Dataset excerpts:
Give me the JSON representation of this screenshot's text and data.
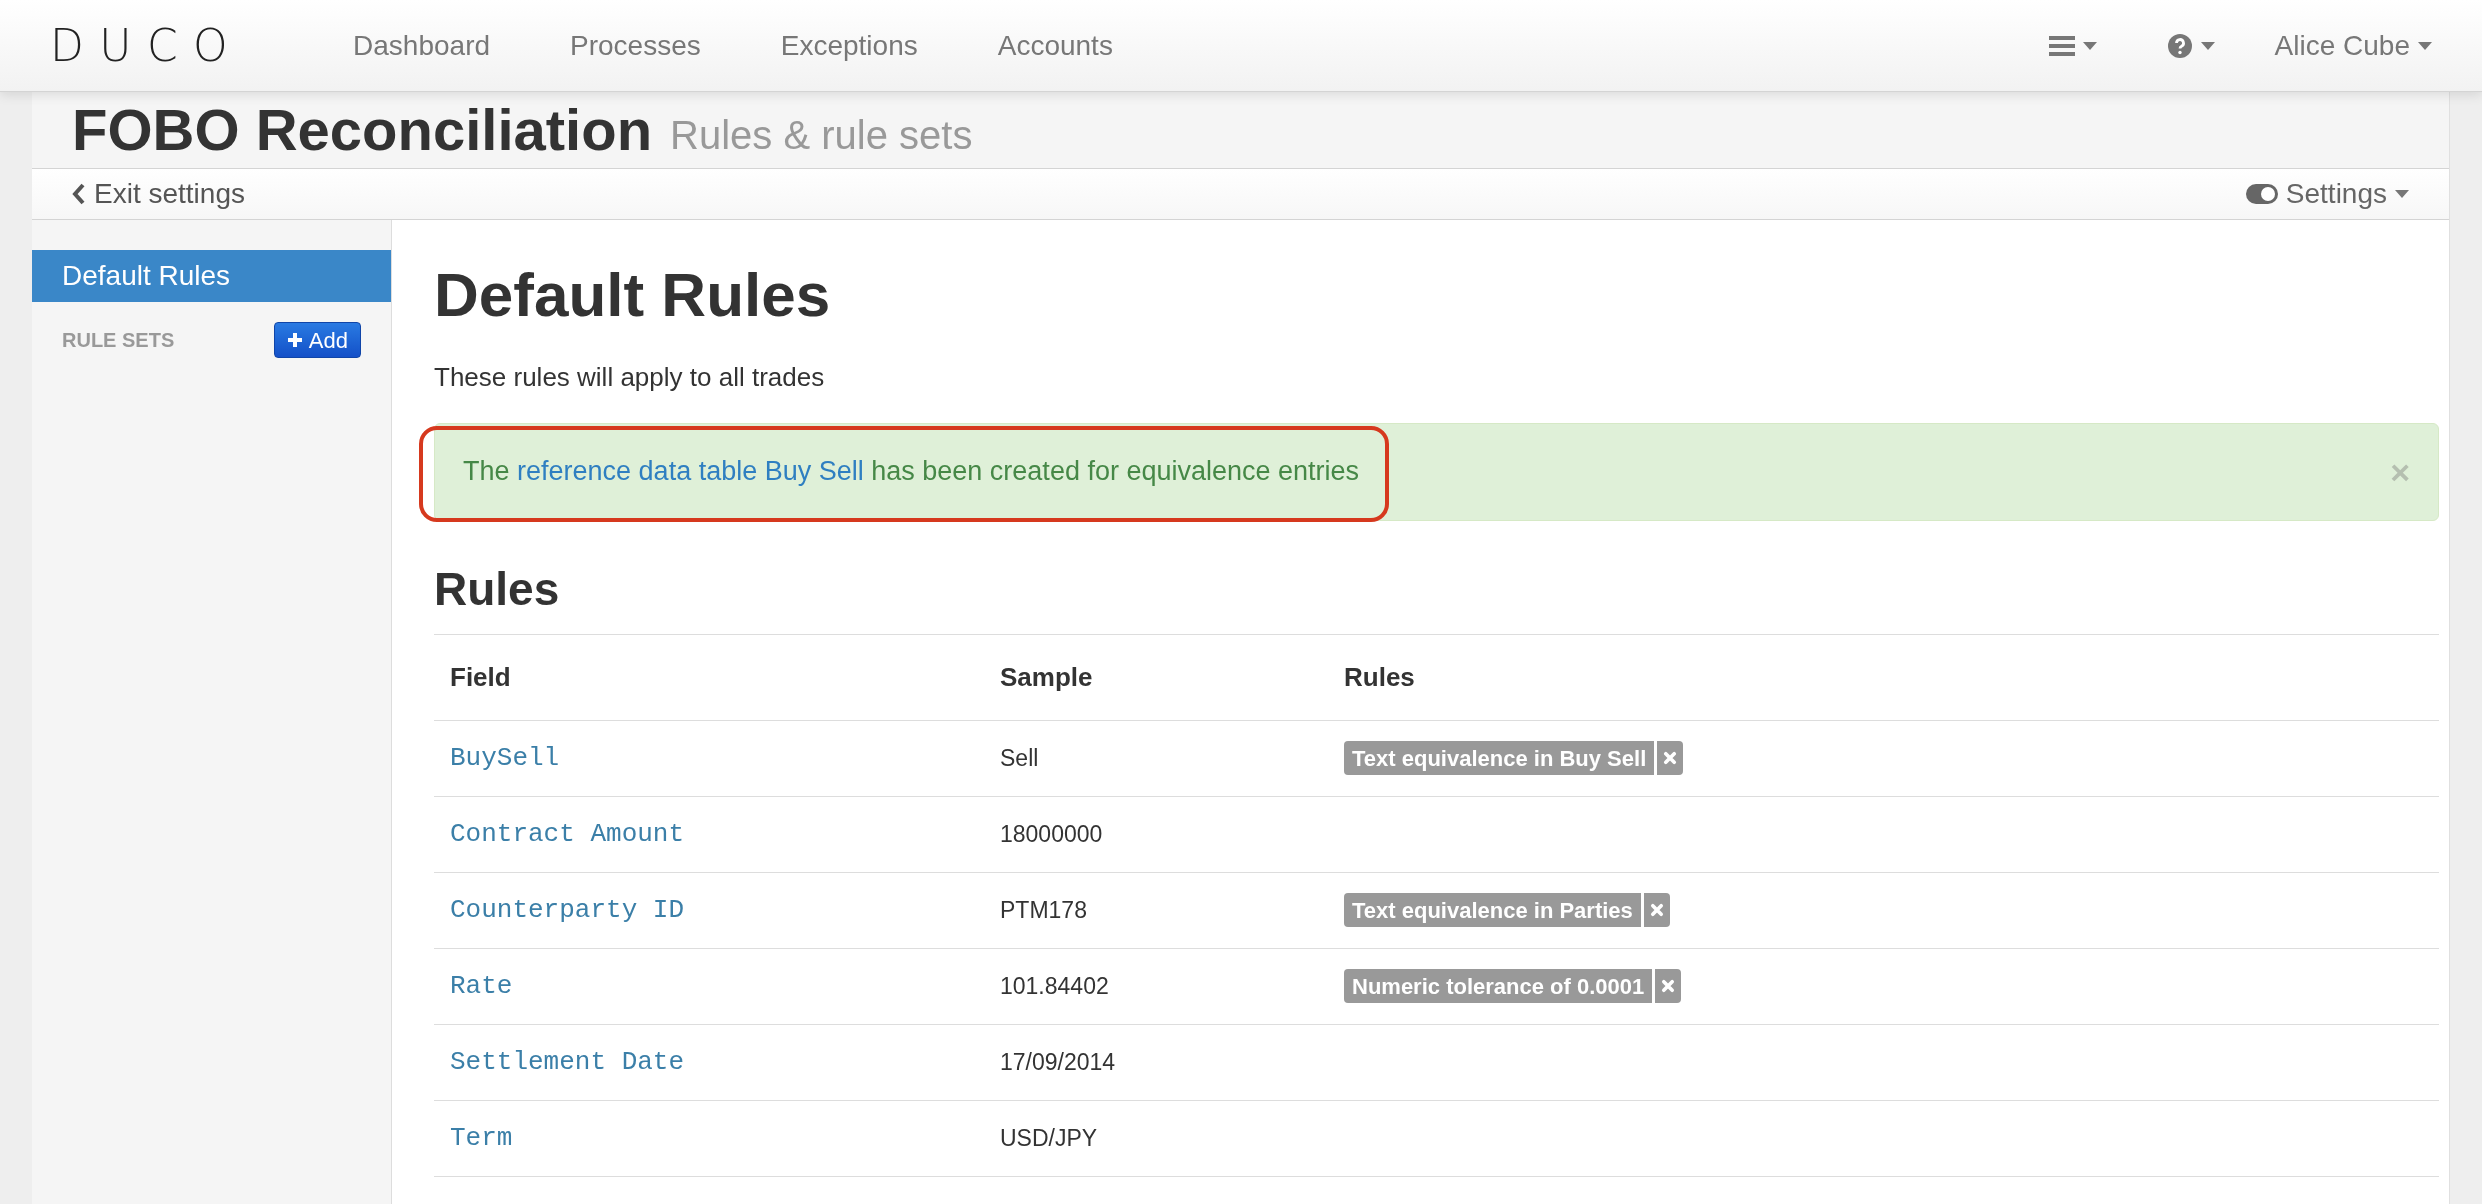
{
  "navbar": {
    "logo": "DUCO",
    "items": [
      {
        "label": "Dashboard",
        "selected": false
      },
      {
        "label": "Processes",
        "selected": false
      },
      {
        "label": "Exceptions",
        "selected": false
      },
      {
        "label": "Accounts",
        "selected": false
      }
    ],
    "user": "Alice Cube"
  },
  "page_header": {
    "title": "FOBO Reconciliation",
    "subtitle": "Rules & rule sets"
  },
  "settings_bar": {
    "back": "Exit settings",
    "settings": "Settings"
  },
  "sidebar": {
    "items": [
      {
        "label": "Default Rules",
        "selected": true
      }
    ],
    "section": "RULE SETS",
    "add_button": "Add"
  },
  "content": {
    "title": "Default Rules",
    "description": "These rules will apply to all trades",
    "alert": {
      "before": "The ",
      "link": "reference data table Buy Sell",
      "after": " has been created for equivalence entries",
      "close": "×"
    },
    "rules_heading": "Rules",
    "table": {
      "columns": [
        "Field",
        "Sample",
        "Rules"
      ],
      "rows": [
        {
          "field": "BuySell",
          "sample": "Sell",
          "rules": [
            "Text equivalence in Buy Sell"
          ]
        },
        {
          "field": "Contract Amount",
          "sample": "18000000",
          "rules": []
        },
        {
          "field": "Counterparty ID",
          "sample": "PTM178",
          "rules": [
            "Text equivalence in Parties"
          ]
        },
        {
          "field": "Rate",
          "sample": "101.84402",
          "rules": [
            "Numeric tolerance of 0.0001"
          ]
        },
        {
          "field": "Settlement Date",
          "sample": "17/09/2014",
          "rules": []
        },
        {
          "field": "Term",
          "sample": "USD/JPY",
          "rules": []
        }
      ]
    }
  }
}
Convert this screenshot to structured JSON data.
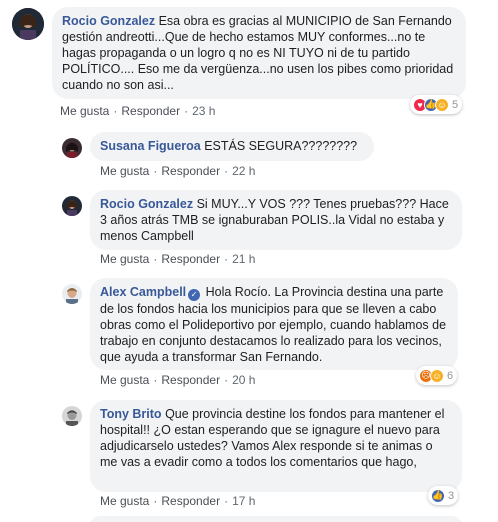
{
  "comments": [
    {
      "author": "Rocio Gonzalez",
      "text": "Esa obra es gracias al MUNICIPIO de San Fernando gestión andreotti...Que de hecho estamos MUY conformes...no te hagas propaganda o un logro q no es NI TUYO ni de tu partido POLÍTICO.... Eso me da vergüenza...no usen los pibes como prioridad cuando no son asi...",
      "like": "Me gusta",
      "reply": "Responder",
      "time": "23 h",
      "reaction_count": "5"
    },
    {
      "author": "Susana Figueroa",
      "text": "ESTÁS SEGURA????????",
      "like": "Me gusta",
      "reply": "Responder",
      "time": "22 h"
    },
    {
      "author": "Rocio Gonzalez",
      "text": "Si MUY...Y VOS ??? Tenes pruebas??? Hace 3 años atrás TMB se ignaburaban POLIS..la Vidal no estaba y menos Campbell",
      "like": "Me gusta",
      "reply": "Responder",
      "time": "21 h"
    },
    {
      "author": "Alex Campbell",
      "text": "Hola Rocío. La Provincia destina una parte de los fondos hacia los municipios para que se lleven a cabo obras como el Polideportivo por ejemplo, cuando hablamos de trabajo en conjunto destacamos lo realizado para los vecinos, que ayuda a transformar San Fernando.",
      "like": "Me gusta",
      "reply": "Responder",
      "time": "20 h",
      "reaction_count": "6"
    },
    {
      "author": "Tony Brito",
      "text": "Que provincia destine los fondos para mantener el hospital!! ¿O estan esperando que se ignagure el nuevo para adjudicarselo ustedes? Vamos Alex responde si te animas o me vas a evadir como a todos los comentarios que hago,",
      "like": "Me gusta",
      "reply": "Responder",
      "time": "17 h",
      "reaction_count": "3"
    }
  ],
  "colors": {
    "name": "#385898",
    "bubble": "#f2f3f5",
    "like": "#4267b2",
    "love": "#f0284a",
    "haha": "#f7b125",
    "angry": "#e9710f"
  },
  "icons": [
    "like-icon",
    "love-icon",
    "haha-icon",
    "angry-icon",
    "verified-badge-icon"
  ]
}
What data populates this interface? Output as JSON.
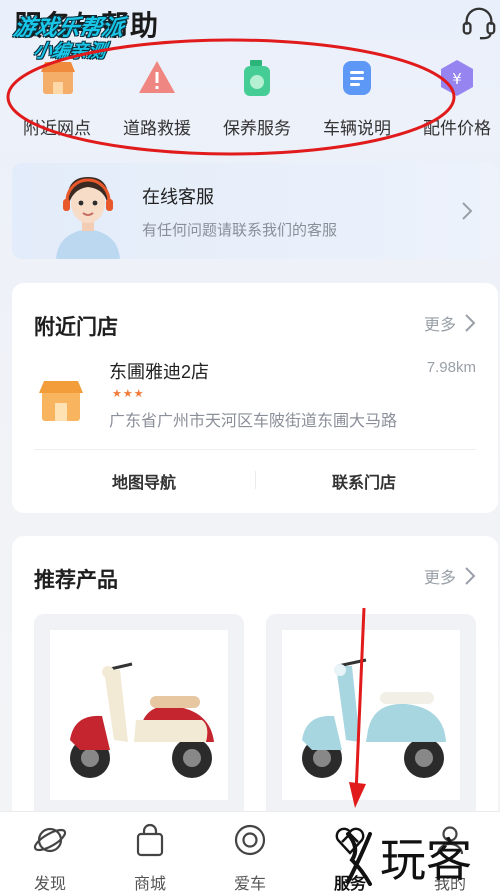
{
  "header": {
    "title": "服务与帮助",
    "watermark_line1": "游戏乐帮派",
    "watermark_line2": "小编亲测",
    "headset_icon": "headset-icon"
  },
  "services": [
    {
      "label": "附近网点",
      "icon": "shop-icon",
      "color": "#f6a55a"
    },
    {
      "label": "道路救援",
      "icon": "warning-triangle-icon",
      "color": "#f0736b"
    },
    {
      "label": "保养服务",
      "icon": "maintenance-bottle-icon",
      "color": "#33c98a"
    },
    {
      "label": "车辆说明",
      "icon": "manual-document-icon",
      "color": "#4f8ef5"
    },
    {
      "label": "配件价格",
      "icon": "yuan-price-icon",
      "color": "#8d78f0"
    }
  ],
  "customer_service": {
    "title": "在线客服",
    "subtitle": "有任何问题请联系我们的客服"
  },
  "nearby_stores": {
    "title": "附近门店",
    "more": "更多",
    "store": {
      "name": "东圃雅迪2店",
      "stars": "★★★",
      "distance": "7.98km",
      "address": "广东省广州市天河区车陂街道东圃大马路"
    },
    "actions": {
      "navigate": "地图导航",
      "contact": "联系门店"
    }
  },
  "products": {
    "title": "推荐产品",
    "more": "更多"
  },
  "tabbar": [
    {
      "label": "发现",
      "icon": "planet-icon"
    },
    {
      "label": "商城",
      "icon": "shopping-bag-icon"
    },
    {
      "label": "爱车",
      "icon": "target-circle-icon"
    },
    {
      "label": "服务",
      "icon": "service-heart-icon",
      "active": true
    },
    {
      "label": "我的",
      "icon": "user-icon"
    }
  ],
  "watermark_logo": "玩客",
  "colors": {
    "annotation": "#e11b1b",
    "accent_orange": "#f27a3b",
    "watermark_cyan": "#19c7e8"
  }
}
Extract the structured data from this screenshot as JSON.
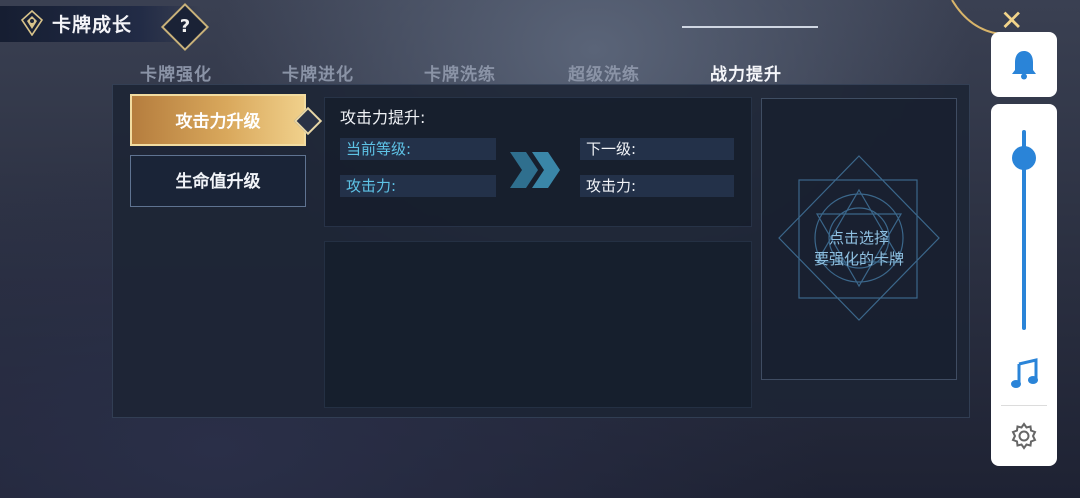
{
  "header": {
    "title": "卡牌成长",
    "help_glyph": "?",
    "close_glyph": "✕"
  },
  "tabs": [
    {
      "label": "卡牌强化",
      "active": false
    },
    {
      "label": "卡牌进化",
      "active": false
    },
    {
      "label": "卡牌洗练",
      "active": false
    },
    {
      "label": "超级洗练",
      "active": false
    },
    {
      "label": "战力提升",
      "active": true
    }
  ],
  "side_menu": [
    {
      "label": "攻击力升级",
      "active": true
    },
    {
      "label": "生命值升级",
      "active": false
    }
  ],
  "stats": {
    "title": "攻击力提升:",
    "current_level_label": "当前等级:",
    "current_attack_label": "攻击力:",
    "next_level_label": "下一级:",
    "next_attack_label": "攻击力:"
  },
  "select_card": {
    "line1": "点击选择",
    "line2": "要强化的卡牌"
  },
  "side_controls": {
    "volume_fraction": 0.86
  },
  "colors": {
    "accent_gold": "#d9a85c",
    "accent_blue": "#2a84d8",
    "label_cyan": "#5ec3e6"
  }
}
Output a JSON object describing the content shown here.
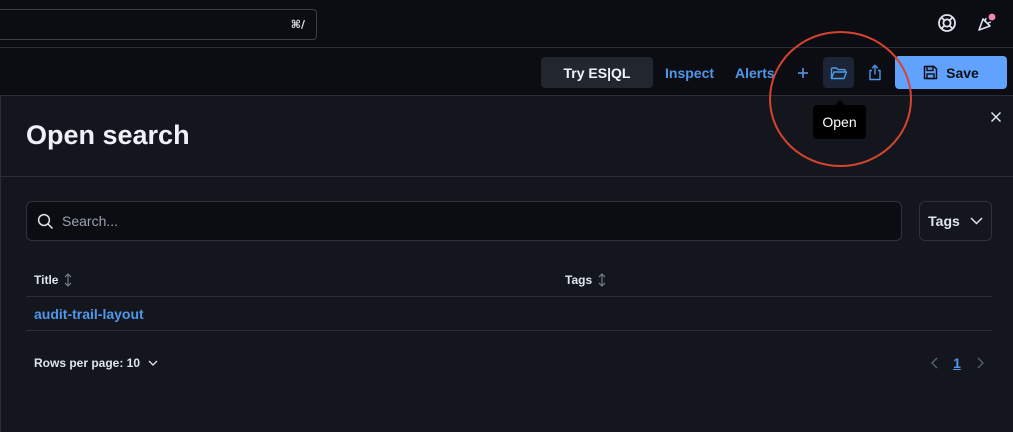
{
  "header": {
    "search_shortcut": "⌘/",
    "icons": [
      "help-icon",
      "newsfeed-icon"
    ],
    "notification_dot_color": "#f08bb5"
  },
  "toolbar": {
    "try_esql_label": "Try ES|QL",
    "inspect_label": "Inspect",
    "alerts_label": "Alerts",
    "new_icon": "plus-icon",
    "open_icon": "folder-open-icon",
    "share_icon": "share-icon",
    "save_label": "Save",
    "save_color": "#61a2ff"
  },
  "tooltip": {
    "text": "Open"
  },
  "annotation": {
    "color": "#d6442f"
  },
  "flyout": {
    "title": "Open search",
    "search_placeholder": "Search...",
    "tags_filter_label": "Tags",
    "table": {
      "columns": [
        "Title",
        "Tags"
      ],
      "rows": [
        {
          "title": "audit-trail-layout",
          "tags": ""
        }
      ]
    },
    "pagination": {
      "rows_per_page": "Rows per page: 10",
      "current_page": "1"
    }
  }
}
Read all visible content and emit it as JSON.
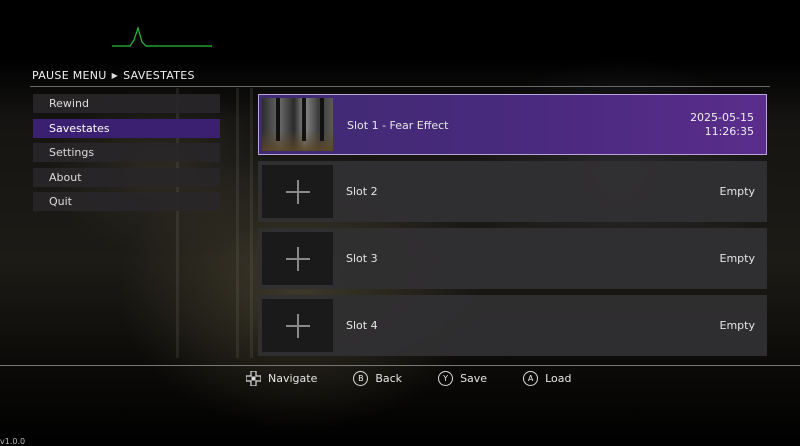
{
  "breadcrumb": {
    "parent": "PAUSE MENU",
    "current": "SAVESTATES"
  },
  "menu": {
    "items": [
      {
        "label": "Rewind",
        "active": false
      },
      {
        "label": "Savestates",
        "active": true
      },
      {
        "label": "Settings",
        "active": false
      },
      {
        "label": "About",
        "active": false
      },
      {
        "label": "Quit",
        "active": false
      }
    ]
  },
  "slots": [
    {
      "name": "Slot 1 - Fear Effect",
      "date": "2025-05-15",
      "time": "11:26:35",
      "status": "",
      "has_save": true,
      "selected": true
    },
    {
      "name": "Slot 2",
      "status": "Empty",
      "has_save": false,
      "selected": false
    },
    {
      "name": "Slot 3",
      "status": "Empty",
      "has_save": false,
      "selected": false
    },
    {
      "name": "Slot 4",
      "status": "Empty",
      "has_save": false,
      "selected": false
    }
  ],
  "hints": {
    "navigate": {
      "icon": "dpad-icon",
      "label": "Navigate"
    },
    "back": {
      "button": "B",
      "label": "Back"
    },
    "save": {
      "button": "Y",
      "label": "Save"
    },
    "load": {
      "button": "A",
      "label": "Load"
    }
  },
  "version": "v1.0.0",
  "colors": {
    "accent": "#3b1f70",
    "signal": "#1fbf3a"
  }
}
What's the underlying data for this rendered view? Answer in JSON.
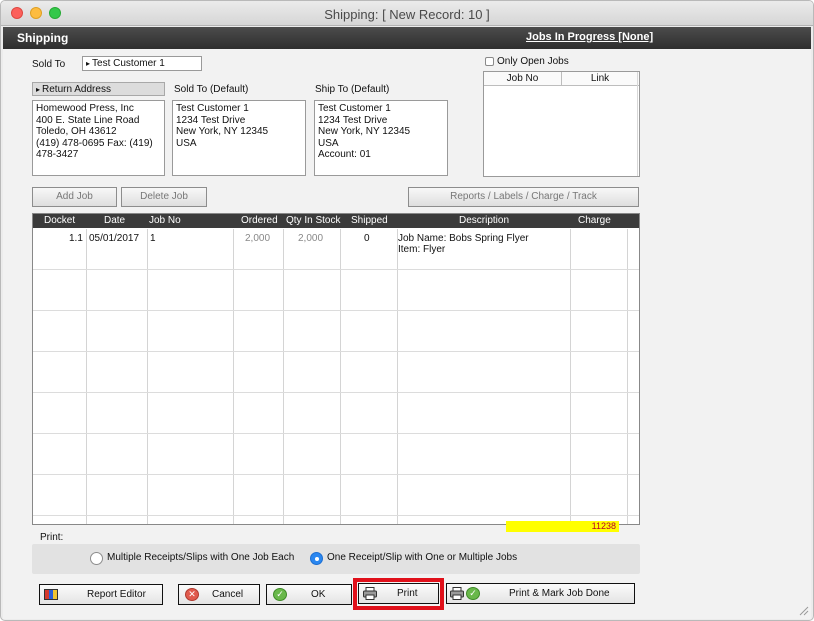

**SHORT PROBLEM:** Among the entries above, how many lines include the word "JSON"? Give the number with no comment.

**ANSWER TO THIS EXERCISE:** 7